Items from a dataset:
[start]

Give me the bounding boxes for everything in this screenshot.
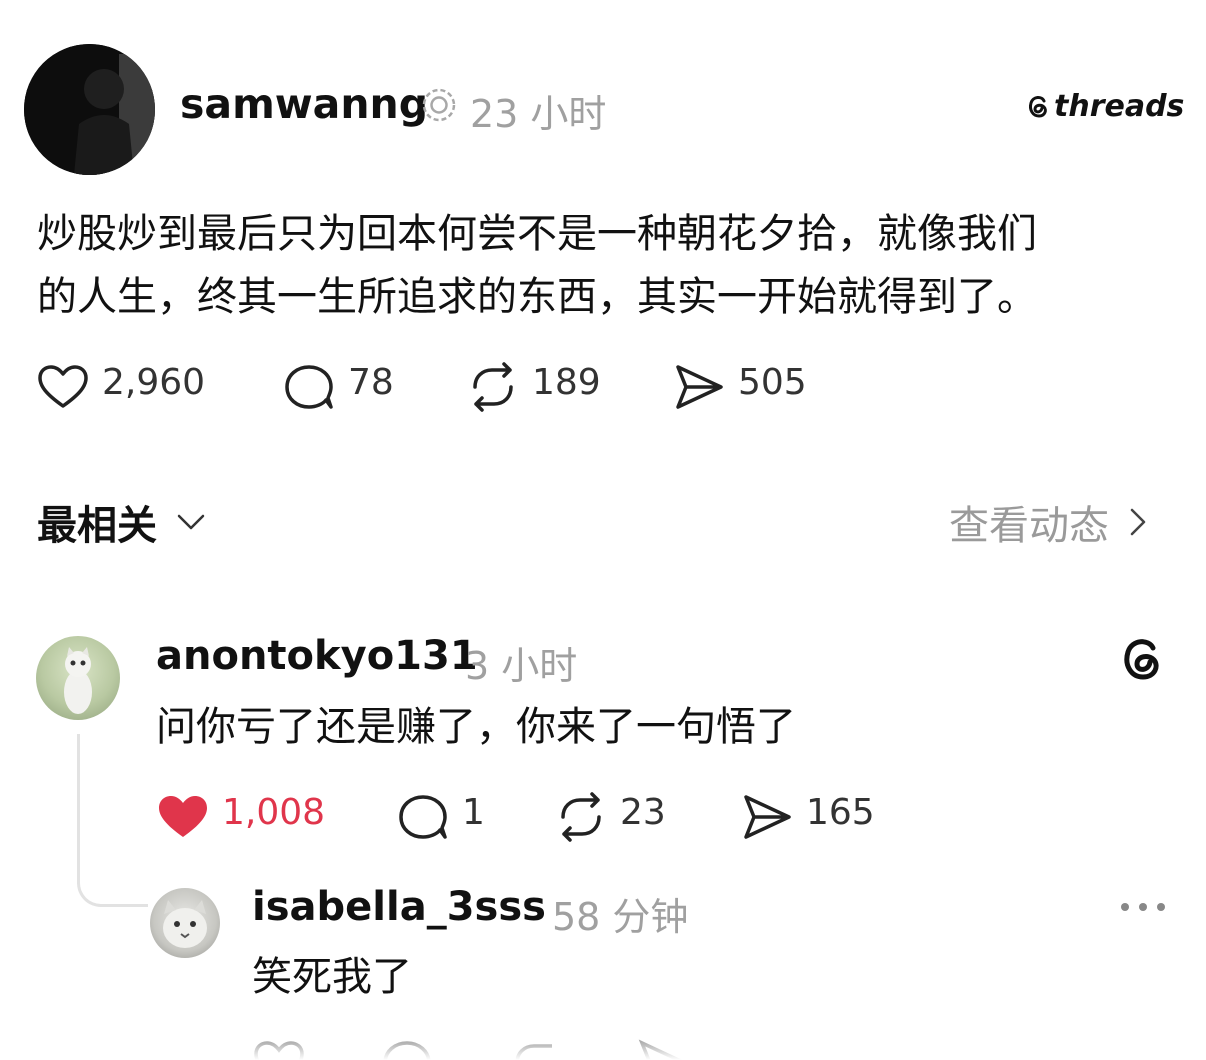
comment1-text: 问你亏了还是赚了，你来了一句悟了 <box>156 704 796 750</box>
threads-logo-icon[interactable] <box>1116 632 1168 684</box>
post-text-line-2: 的人生，终其一生所追求的东西，其实一开始就得到了。 <box>37 274 1037 320</box>
comment2-author-name[interactable]: isabella_3sss <box>252 884 546 930</box>
comment1-stats: 1,008 1 23 165 <box>156 792 916 842</box>
view-activity-link[interactable]: 查看动态 <box>949 496 1153 549</box>
cat-avatar-illustration <box>163 900 207 948</box>
post-repost-count: 189 <box>532 362 601 403</box>
share-icon[interactable] <box>672 362 726 412</box>
repost-icon[interactable] <box>554 792 608 842</box>
view-activity-label: 查看动态 <box>949 503 1109 549</box>
comment1-avatar[interactable] <box>36 636 120 720</box>
author-avatar[interactable] <box>24 44 155 175</box>
comment1-author-name[interactable]: anontokyo131 <box>156 633 478 679</box>
cat-avatar-illustration <box>64 647 92 714</box>
more-icon[interactable] <box>1118 896 1168 918</box>
comment-icon[interactable] <box>396 792 450 842</box>
comment2-time: 58 分钟 <box>552 895 689 939</box>
sort-dropdown[interactable]: 最相关 <box>37 496 209 549</box>
post-share-count: 505 <box>738 362 807 403</box>
chevron-down-icon <box>173 504 209 540</box>
comment1-comment-count: 1 <box>462 792 485 833</box>
comment-icon[interactable] <box>282 362 336 412</box>
post-time: 23 小时 <box>470 92 607 136</box>
threads-logo-icon <box>1024 92 1052 120</box>
post-stats: 2,960 78 189 505 <box>36 362 836 412</box>
comment2-text: 笑死我了 <box>252 954 412 1000</box>
verified-badge-icon <box>421 87 457 123</box>
avatar-silhouette <box>24 44 155 175</box>
post-text-line-1: 炒股炒到最后只为回本何尝不是一种朝花夕拾，就像我们 <box>37 211 1037 257</box>
post-comment-count: 78 <box>348 362 394 403</box>
sort-label: 最相关 <box>37 503 157 549</box>
comment2-avatar[interactable] <box>150 888 220 958</box>
post-author-name[interactable]: samwanng <box>180 80 428 128</box>
threads-wordmark: threads <box>1054 88 1185 124</box>
comment1-like-count: 1,008 <box>222 792 326 833</box>
bottom-fade <box>0 1010 1206 1060</box>
threads-brand: threads <box>1024 88 1184 124</box>
post-like-count: 2,960 <box>102 362 206 403</box>
chevron-right-icon <box>1123 504 1153 540</box>
repost-icon[interactable] <box>466 362 520 412</box>
comment1-repost-count: 23 <box>620 792 666 833</box>
comment1-share-count: 165 <box>806 792 875 833</box>
comment1-time: 3 小时 <box>465 644 578 688</box>
share-icon[interactable] <box>740 792 794 842</box>
heart-icon[interactable] <box>156 792 210 842</box>
heart-icon[interactable] <box>36 362 90 412</box>
thread-connector-line <box>77 734 148 907</box>
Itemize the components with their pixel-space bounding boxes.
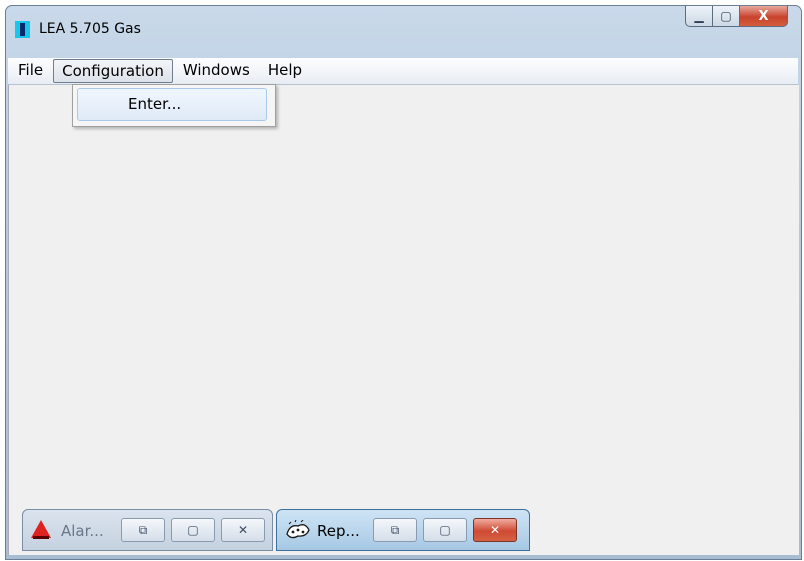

[end]

Instruction –
Reproduce the stretch of the items from the line containing "comment1-text: 问你亏了还是赚了，你来了一句悟了 <box>156" through the line containing "author-avatar[interactable] <box>24 44", replacing every occurrence of "interactable" with "clickable" and leaving everything else unchanged.

Completed exercise –
comment1-text: 问你亏了还是赚了，你来了一句悟了 <box>156 704 796 750</box>
threads-logo-icon[clickable] <box>1116 632 1168 684</box>
post-text-line-2: 的人生，终其一生所追求的东西，其实一开始就得到了。 <box>37 274 1037 320</box>
comment2-author-name[clickable]: isabella_3sss <box>252 884 546 930</box>
comment1-stats: 1,008 1 23 165 <box>156 792 916 842</box>
view-activity-link[clickable]: 查看动态 <box>949 496 1153 549</box>
cat-avatar-illustration <box>163 900 207 948</box>
post-repost-count: 189 <box>532 362 601 403</box>
share-icon[clickable] <box>672 362 726 412</box>
repost-icon[clickable] <box>554 792 608 842</box>
view-activity-label: 查看动态 <box>949 503 1109 549</box>
comment1-avatar[clickable] <box>36 636 120 720</box>
author-avatar[clickable] <box>24 44 155 175</box>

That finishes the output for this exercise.